**WRITTEN EXERCISE:** Search the records for "triangle" and copy each line that holds it.

**PROVIDED MATERIAL:**
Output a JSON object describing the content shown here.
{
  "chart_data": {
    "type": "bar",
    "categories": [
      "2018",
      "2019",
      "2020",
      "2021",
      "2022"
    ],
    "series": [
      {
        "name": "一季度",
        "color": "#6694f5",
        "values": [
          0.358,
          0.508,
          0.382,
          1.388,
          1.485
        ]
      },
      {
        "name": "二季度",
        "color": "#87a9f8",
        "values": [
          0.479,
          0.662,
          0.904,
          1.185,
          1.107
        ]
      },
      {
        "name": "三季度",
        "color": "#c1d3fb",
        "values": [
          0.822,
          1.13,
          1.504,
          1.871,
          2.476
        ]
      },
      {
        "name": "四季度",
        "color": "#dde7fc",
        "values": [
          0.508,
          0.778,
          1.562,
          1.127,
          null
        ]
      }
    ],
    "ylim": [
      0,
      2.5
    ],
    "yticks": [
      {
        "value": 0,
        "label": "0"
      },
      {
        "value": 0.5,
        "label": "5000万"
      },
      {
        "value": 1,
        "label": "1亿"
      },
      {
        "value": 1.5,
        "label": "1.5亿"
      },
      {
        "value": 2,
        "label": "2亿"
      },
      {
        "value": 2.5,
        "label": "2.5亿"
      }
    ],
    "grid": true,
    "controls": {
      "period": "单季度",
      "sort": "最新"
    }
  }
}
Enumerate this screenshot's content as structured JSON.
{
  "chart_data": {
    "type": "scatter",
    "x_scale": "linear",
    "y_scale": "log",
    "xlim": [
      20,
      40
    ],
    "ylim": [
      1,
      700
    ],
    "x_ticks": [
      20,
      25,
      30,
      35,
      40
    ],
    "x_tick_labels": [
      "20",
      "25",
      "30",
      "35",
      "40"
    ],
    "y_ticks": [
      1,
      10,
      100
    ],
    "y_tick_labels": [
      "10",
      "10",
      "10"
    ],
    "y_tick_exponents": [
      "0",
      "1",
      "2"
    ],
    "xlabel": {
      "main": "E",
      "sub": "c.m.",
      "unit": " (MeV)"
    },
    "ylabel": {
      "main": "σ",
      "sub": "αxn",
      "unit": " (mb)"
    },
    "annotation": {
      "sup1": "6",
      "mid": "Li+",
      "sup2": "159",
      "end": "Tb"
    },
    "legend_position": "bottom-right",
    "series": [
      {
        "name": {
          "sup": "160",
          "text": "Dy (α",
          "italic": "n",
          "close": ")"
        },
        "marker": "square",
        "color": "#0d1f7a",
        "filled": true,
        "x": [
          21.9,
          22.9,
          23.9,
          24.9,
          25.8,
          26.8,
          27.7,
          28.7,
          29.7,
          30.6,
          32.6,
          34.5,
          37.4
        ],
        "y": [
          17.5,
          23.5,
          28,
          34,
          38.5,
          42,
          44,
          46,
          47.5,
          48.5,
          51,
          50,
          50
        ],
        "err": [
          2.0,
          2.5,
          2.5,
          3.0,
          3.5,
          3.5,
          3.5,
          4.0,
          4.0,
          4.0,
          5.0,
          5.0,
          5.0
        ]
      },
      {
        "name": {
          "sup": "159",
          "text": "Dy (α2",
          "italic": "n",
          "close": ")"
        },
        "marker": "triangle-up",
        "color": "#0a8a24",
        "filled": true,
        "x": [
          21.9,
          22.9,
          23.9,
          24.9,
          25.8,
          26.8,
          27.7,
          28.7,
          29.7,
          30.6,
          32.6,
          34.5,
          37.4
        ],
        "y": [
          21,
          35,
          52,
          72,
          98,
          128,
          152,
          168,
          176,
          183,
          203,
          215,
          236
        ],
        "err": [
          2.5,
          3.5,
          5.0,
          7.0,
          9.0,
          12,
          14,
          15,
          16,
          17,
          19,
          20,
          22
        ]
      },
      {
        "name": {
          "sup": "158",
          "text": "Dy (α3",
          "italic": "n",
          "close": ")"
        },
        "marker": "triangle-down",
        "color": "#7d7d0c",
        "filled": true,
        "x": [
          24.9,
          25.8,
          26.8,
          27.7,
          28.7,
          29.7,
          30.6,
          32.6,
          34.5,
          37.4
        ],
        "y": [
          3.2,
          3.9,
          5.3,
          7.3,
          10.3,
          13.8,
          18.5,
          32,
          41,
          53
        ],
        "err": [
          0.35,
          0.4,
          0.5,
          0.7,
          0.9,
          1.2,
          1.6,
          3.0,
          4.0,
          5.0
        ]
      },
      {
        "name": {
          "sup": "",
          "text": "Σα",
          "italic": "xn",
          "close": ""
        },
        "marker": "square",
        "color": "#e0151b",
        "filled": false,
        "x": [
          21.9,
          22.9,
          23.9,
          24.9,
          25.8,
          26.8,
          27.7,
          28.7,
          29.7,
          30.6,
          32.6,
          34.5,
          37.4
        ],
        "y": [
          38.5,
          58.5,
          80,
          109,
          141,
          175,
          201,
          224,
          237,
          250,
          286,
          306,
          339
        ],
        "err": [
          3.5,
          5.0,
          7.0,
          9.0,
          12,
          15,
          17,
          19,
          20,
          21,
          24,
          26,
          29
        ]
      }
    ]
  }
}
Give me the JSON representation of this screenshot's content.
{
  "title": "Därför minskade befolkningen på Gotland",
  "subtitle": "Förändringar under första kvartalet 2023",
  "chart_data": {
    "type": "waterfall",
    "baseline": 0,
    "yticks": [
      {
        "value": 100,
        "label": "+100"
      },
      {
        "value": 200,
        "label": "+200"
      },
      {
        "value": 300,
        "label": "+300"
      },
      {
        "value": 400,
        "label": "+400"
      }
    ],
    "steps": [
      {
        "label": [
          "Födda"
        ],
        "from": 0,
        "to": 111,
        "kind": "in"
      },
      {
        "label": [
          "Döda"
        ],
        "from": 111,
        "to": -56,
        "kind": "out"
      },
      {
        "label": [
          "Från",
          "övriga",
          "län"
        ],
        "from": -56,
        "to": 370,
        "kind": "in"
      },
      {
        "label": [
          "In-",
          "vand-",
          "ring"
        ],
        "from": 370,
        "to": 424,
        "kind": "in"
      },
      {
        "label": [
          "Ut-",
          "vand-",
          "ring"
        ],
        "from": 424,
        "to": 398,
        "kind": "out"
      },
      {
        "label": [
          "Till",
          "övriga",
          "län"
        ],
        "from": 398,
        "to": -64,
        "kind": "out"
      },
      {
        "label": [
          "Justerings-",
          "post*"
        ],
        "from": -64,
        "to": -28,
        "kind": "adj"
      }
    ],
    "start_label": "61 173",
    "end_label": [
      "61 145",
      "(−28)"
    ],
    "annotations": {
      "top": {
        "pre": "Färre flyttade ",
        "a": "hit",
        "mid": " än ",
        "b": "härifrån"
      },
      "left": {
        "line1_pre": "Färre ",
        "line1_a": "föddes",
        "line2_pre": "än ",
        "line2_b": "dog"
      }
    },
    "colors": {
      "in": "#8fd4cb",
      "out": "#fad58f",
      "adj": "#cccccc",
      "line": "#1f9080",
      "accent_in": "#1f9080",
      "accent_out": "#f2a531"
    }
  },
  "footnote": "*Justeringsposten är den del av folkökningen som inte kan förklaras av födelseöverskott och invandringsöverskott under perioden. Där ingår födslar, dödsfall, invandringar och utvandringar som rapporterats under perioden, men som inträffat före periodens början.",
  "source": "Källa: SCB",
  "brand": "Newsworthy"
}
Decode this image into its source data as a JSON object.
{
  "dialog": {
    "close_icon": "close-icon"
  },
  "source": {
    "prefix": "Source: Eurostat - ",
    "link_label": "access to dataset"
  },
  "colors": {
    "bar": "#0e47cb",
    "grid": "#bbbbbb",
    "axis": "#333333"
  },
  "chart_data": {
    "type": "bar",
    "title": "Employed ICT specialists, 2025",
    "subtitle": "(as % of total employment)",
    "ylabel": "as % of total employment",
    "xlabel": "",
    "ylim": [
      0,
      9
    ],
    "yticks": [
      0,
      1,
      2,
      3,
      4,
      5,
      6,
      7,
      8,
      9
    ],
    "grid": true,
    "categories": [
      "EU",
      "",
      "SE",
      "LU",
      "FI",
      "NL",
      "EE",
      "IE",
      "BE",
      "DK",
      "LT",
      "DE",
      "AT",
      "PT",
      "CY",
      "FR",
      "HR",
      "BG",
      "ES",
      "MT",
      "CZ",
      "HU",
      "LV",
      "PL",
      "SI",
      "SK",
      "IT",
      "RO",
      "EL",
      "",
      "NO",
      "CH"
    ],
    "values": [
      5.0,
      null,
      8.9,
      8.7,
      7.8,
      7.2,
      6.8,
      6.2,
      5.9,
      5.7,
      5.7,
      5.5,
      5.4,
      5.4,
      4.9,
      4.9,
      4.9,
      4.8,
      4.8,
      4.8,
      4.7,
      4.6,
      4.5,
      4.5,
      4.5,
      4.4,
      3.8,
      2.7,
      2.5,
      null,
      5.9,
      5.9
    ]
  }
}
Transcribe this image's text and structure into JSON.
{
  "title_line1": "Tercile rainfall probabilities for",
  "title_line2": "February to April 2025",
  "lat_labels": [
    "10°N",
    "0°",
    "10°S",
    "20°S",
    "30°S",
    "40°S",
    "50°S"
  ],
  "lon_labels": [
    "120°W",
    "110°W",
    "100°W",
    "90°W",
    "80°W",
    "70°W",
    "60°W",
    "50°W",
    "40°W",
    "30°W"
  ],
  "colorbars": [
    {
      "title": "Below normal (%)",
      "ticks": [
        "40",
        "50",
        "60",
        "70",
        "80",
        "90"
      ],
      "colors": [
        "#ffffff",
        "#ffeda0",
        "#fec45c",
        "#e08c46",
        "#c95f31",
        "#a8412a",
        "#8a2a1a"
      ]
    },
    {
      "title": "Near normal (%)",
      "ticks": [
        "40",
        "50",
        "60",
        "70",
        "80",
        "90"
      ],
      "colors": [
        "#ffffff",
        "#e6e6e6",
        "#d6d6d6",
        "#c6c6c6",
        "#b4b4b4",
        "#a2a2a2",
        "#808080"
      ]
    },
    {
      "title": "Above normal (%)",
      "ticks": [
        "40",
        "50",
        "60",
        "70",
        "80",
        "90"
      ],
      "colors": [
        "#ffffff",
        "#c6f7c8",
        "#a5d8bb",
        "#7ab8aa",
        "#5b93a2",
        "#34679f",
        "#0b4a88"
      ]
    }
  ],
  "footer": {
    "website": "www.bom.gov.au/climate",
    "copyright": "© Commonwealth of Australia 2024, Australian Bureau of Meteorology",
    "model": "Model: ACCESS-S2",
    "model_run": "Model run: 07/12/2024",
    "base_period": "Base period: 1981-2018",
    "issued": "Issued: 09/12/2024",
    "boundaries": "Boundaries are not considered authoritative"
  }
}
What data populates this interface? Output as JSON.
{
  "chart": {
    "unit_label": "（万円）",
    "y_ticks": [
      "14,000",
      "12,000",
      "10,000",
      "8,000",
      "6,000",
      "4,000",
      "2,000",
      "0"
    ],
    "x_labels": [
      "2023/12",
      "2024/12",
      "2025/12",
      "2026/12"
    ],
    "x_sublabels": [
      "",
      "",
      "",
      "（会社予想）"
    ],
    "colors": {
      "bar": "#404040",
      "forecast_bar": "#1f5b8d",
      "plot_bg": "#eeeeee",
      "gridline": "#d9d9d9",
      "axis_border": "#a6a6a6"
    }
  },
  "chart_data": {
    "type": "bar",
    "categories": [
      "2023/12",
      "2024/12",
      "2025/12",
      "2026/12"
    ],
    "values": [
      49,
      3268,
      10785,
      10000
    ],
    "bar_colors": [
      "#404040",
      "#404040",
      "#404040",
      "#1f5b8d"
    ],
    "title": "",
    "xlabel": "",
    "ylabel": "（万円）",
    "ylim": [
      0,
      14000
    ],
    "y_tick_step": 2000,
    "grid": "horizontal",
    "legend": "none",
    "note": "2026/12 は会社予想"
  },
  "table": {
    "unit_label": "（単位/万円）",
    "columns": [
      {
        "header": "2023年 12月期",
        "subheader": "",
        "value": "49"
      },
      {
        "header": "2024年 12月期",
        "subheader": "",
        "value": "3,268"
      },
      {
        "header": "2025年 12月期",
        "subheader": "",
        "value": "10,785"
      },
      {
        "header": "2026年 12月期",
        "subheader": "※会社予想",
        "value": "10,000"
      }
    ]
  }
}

**COMPLETE RESPONSE:**
        "marker": "triangle-up",
        "marker": "triangle-down",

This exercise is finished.